Repeat each entry as written and leave the images out of the copy.

** START Task data **

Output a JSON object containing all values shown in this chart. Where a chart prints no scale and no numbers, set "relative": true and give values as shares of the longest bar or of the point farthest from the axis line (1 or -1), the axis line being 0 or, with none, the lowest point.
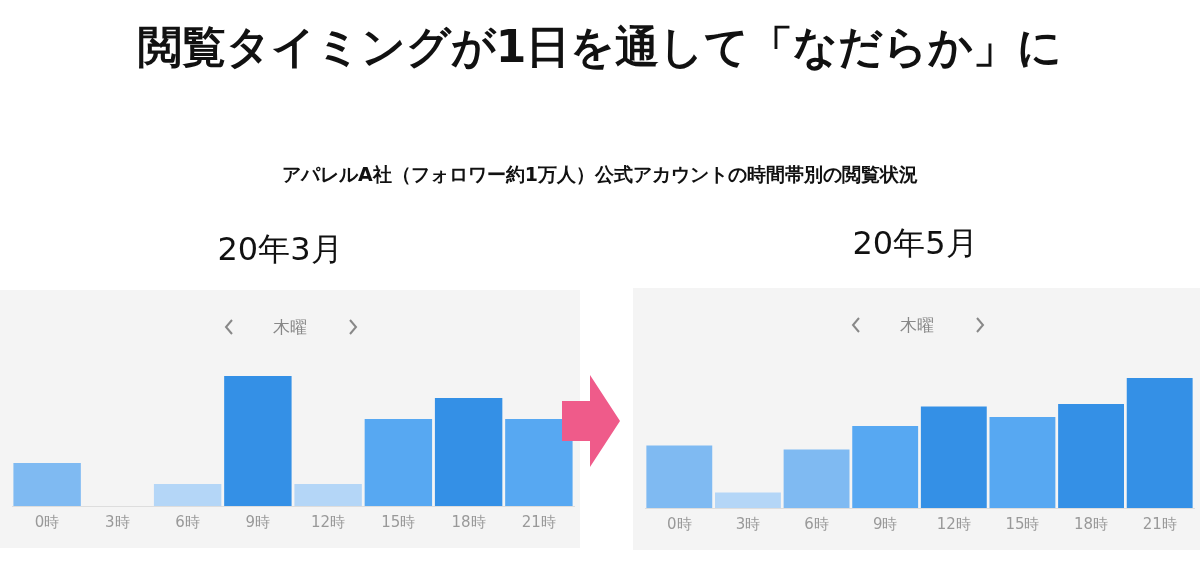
{
  "chart_data": [
    {
      "type": "bar",
      "title": "20年3月",
      "subtitle": "木曜",
      "annotations": [
        "閲覧タイミングが1日を通して「なだらか」に",
        "アパレルA社（フォロワー約1万人）公式アカウントの時間帯別の閲覧状況"
      ],
      "relative": true,
      "categories": [
        "0時",
        "3時",
        "6時",
        "9時",
        "12時",
        "15時",
        "18時",
        "21時"
      ],
      "values": [
        0.33,
        0,
        0.17,
        1,
        0.17,
        0.67,
        0.83,
        0.67
      ],
      "colors": [
        "#7fbaf2",
        "#7fbaf2",
        "#b4d6f7",
        "#3490e6",
        "#b4d6f7",
        "#57a8f2",
        "#3490e6",
        "#57a8f2"
      ]
    },
    {
      "type": "bar",
      "title": "20年5月",
      "subtitle": "木曜",
      "relative": true,
      "categories": [
        "0時",
        "3時",
        "6時",
        "9時",
        "12時",
        "15時",
        "18時",
        "21時"
      ],
      "values": [
        0.48,
        0.12,
        0.45,
        0.63,
        0.78,
        0.7,
        0.8,
        1
      ],
      "colors": [
        "#7fbaf2",
        "#b4d6f7",
        "#7fbaf2",
        "#57a8f2",
        "#3490e6",
        "#57a8f2",
        "#3490e6",
        "#3490e6"
      ]
    }
  ]
}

** END Task data **

Response below:
Output a JSON object containing all values shown in this chart. Where a chart prints no scale and no numbers, set "relative": true and give values as shares of the longest bar or of the point farthest from the axis line (1 or -1), the axis line being 0 or, with none, the lowest point.
{
  "chart_data": [
    {
      "type": "bar",
      "title": "20年3月",
      "subtitle": "木曜",
      "annotations": [
        "閲覧タイミングが1日を通して「なだらか」に",
        "アパレルA社（フォロワー約1万人）公式アカウントの時間帯別の閲覧状況"
      ],
      "relative": true,
      "categories": [
        "0時",
        "3時",
        "6時",
        "9時",
        "12時",
        "15時",
        "18時",
        "21時"
      ],
      "values": [
        0.33,
        0,
        0.17,
        1,
        0.17,
        0.67,
        0.83,
        0.67
      ],
      "colors": [
        "#7fbaf2",
        "#7fbaf2",
        "#b4d6f7",
        "#3490e6",
        "#b4d6f7",
        "#57a8f2",
        "#3490e6",
        "#57a8f2"
      ]
    },
    {
      "type": "bar",
      "title": "20年5月",
      "subtitle": "木曜",
      "relative": true,
      "categories": [
        "0時",
        "3時",
        "6時",
        "9時",
        "12時",
        "15時",
        "18時",
        "21時"
      ],
      "values": [
        0.48,
        0.12,
        0.45,
        0.63,
        0.78,
        0.7,
        0.8,
        1
      ],
      "colors": [
        "#7fbaf2",
        "#b4d6f7",
        "#7fbaf2",
        "#57a8f2",
        "#3490e6",
        "#57a8f2",
        "#3490e6",
        "#3490e6"
      ]
    }
  ]
}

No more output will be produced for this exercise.